--- START THE RECORDS ---
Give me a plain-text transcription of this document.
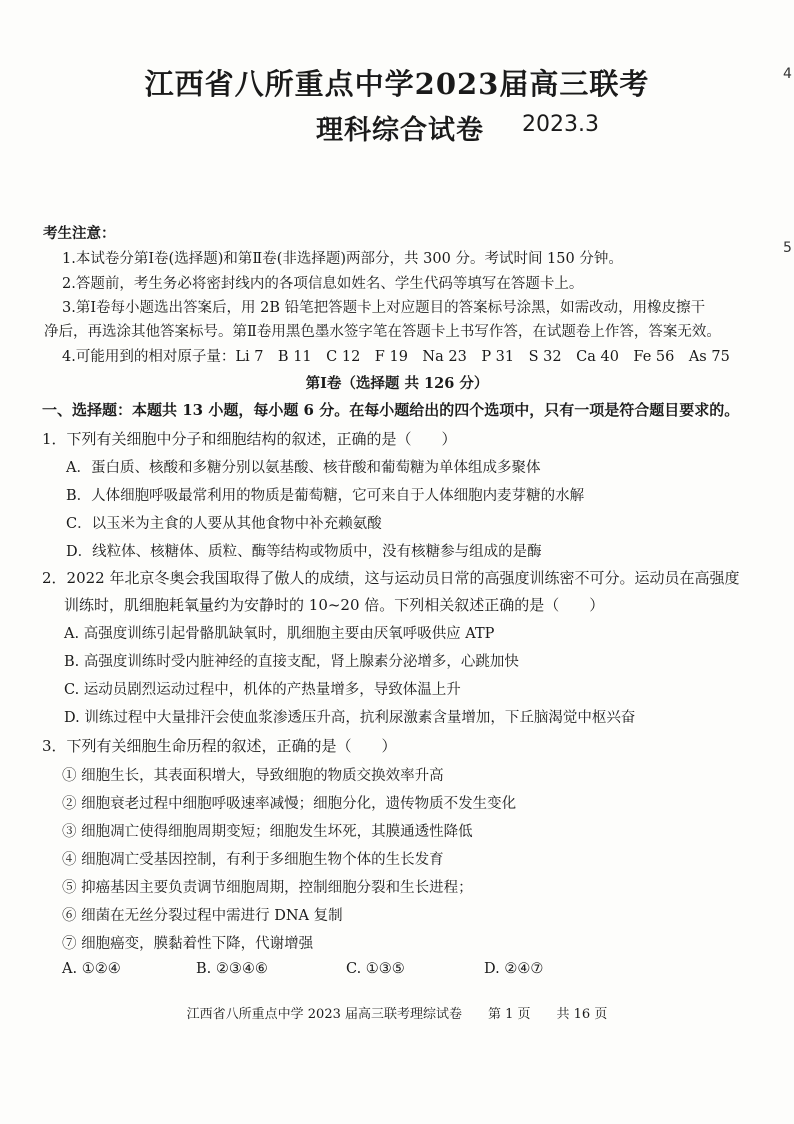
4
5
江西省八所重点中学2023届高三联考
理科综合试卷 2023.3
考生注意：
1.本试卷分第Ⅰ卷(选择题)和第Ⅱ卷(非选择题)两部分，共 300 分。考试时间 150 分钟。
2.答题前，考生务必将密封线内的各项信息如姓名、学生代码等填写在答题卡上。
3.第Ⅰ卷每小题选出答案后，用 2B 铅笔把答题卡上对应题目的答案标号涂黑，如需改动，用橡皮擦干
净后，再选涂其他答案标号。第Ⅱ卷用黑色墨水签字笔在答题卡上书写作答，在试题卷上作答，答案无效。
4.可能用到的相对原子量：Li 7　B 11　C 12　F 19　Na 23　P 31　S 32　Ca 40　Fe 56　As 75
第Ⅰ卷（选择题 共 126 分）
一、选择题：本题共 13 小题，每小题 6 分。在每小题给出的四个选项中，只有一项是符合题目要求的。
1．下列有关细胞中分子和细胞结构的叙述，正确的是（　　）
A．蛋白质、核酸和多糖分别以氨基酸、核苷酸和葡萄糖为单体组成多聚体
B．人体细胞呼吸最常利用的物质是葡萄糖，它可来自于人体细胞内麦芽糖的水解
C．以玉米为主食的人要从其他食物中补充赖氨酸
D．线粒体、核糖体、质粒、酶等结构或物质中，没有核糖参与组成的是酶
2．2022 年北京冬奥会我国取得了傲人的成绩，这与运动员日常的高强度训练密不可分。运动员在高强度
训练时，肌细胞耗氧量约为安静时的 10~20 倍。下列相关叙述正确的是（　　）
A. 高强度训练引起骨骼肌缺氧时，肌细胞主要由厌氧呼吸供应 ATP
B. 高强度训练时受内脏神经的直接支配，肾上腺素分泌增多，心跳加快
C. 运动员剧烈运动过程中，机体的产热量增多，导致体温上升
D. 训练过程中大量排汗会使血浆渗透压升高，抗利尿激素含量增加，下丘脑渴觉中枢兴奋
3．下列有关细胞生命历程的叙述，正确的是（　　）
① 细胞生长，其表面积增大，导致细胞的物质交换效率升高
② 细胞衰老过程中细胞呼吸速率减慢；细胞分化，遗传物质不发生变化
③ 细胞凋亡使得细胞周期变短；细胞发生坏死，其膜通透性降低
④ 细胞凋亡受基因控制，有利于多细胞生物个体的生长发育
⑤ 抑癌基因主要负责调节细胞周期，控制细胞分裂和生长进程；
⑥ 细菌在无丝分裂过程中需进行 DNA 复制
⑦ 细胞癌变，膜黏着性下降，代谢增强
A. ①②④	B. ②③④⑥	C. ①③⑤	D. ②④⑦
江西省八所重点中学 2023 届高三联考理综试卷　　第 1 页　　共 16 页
--- END THE RECORDS ---
--- START THE RECORDS ---
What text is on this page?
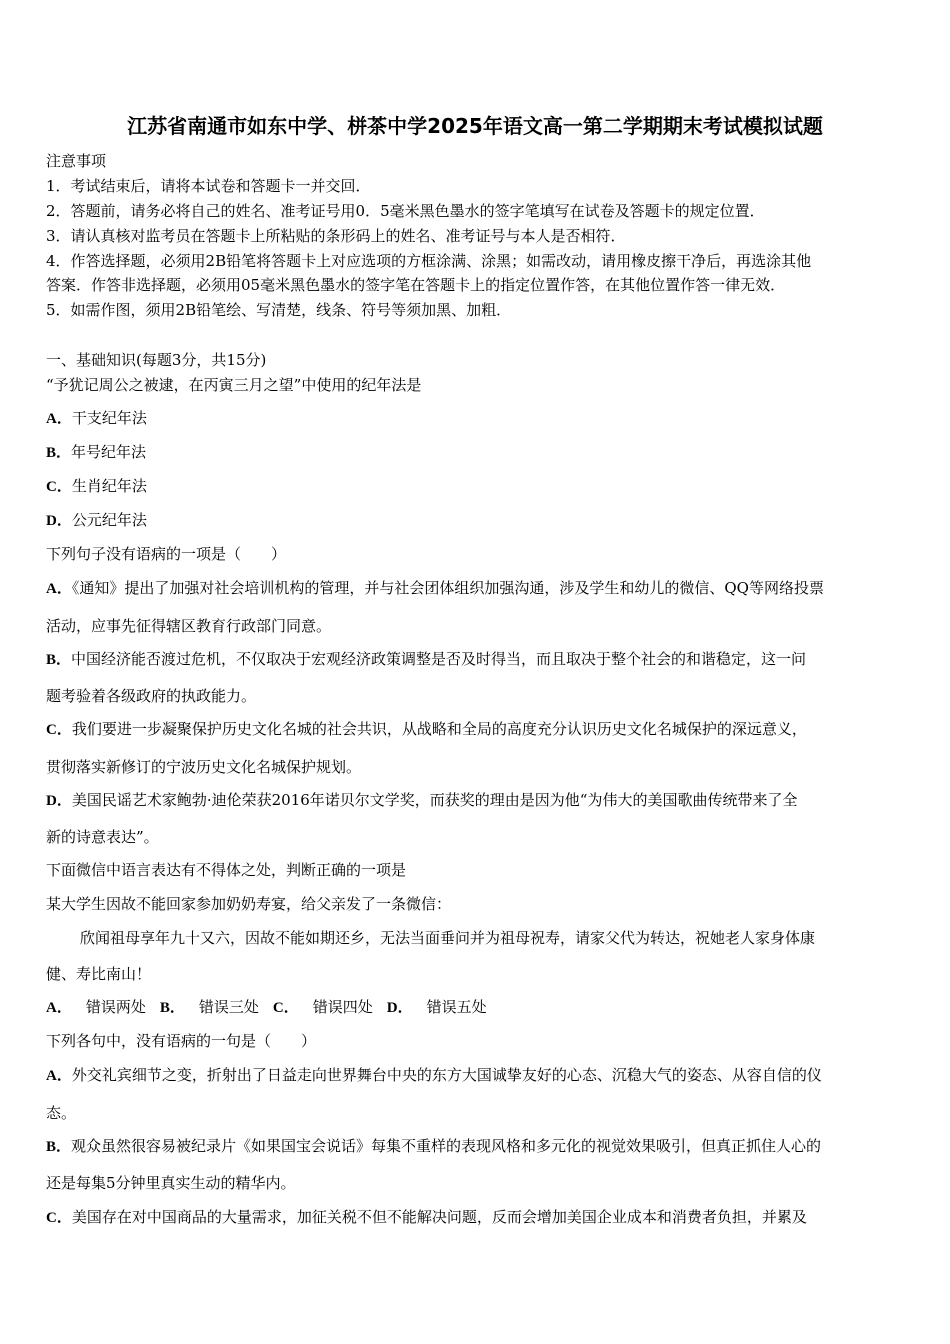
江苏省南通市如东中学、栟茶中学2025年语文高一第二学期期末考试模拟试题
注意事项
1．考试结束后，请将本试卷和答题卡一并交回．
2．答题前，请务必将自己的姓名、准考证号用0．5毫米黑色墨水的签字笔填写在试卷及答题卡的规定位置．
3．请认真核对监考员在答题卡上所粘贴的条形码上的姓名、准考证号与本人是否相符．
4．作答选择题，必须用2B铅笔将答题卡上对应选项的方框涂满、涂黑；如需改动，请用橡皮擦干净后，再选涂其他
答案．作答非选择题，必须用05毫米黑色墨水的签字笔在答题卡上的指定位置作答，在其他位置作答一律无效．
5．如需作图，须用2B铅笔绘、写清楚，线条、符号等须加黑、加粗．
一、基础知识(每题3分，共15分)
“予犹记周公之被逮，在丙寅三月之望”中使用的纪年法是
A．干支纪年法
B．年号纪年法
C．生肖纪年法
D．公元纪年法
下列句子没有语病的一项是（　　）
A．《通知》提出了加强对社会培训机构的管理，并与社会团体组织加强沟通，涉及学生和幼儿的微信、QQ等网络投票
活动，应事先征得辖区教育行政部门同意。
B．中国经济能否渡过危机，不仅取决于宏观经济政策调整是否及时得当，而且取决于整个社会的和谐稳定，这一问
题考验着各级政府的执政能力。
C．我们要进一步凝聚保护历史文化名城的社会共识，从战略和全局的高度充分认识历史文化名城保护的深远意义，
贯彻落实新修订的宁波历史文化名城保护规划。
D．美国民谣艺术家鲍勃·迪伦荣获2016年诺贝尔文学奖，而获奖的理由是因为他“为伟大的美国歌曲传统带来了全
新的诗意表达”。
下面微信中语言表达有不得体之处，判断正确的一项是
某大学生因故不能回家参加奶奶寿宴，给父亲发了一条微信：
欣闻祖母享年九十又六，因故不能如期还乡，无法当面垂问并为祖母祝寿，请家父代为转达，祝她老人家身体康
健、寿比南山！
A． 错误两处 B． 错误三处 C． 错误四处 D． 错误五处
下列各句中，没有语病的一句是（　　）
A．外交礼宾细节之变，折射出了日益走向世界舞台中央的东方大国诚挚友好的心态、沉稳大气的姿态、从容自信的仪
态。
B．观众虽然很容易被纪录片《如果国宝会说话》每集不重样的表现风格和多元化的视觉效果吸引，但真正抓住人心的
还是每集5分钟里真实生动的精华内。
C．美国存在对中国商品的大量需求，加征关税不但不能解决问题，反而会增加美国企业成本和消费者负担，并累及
--- END THE RECORDS ---
◆ DIRECTIONS FOR THIS TASK: Among the lines of the material above, how many include the string "如需改动"? Report only that number.

◆ REPLY: 2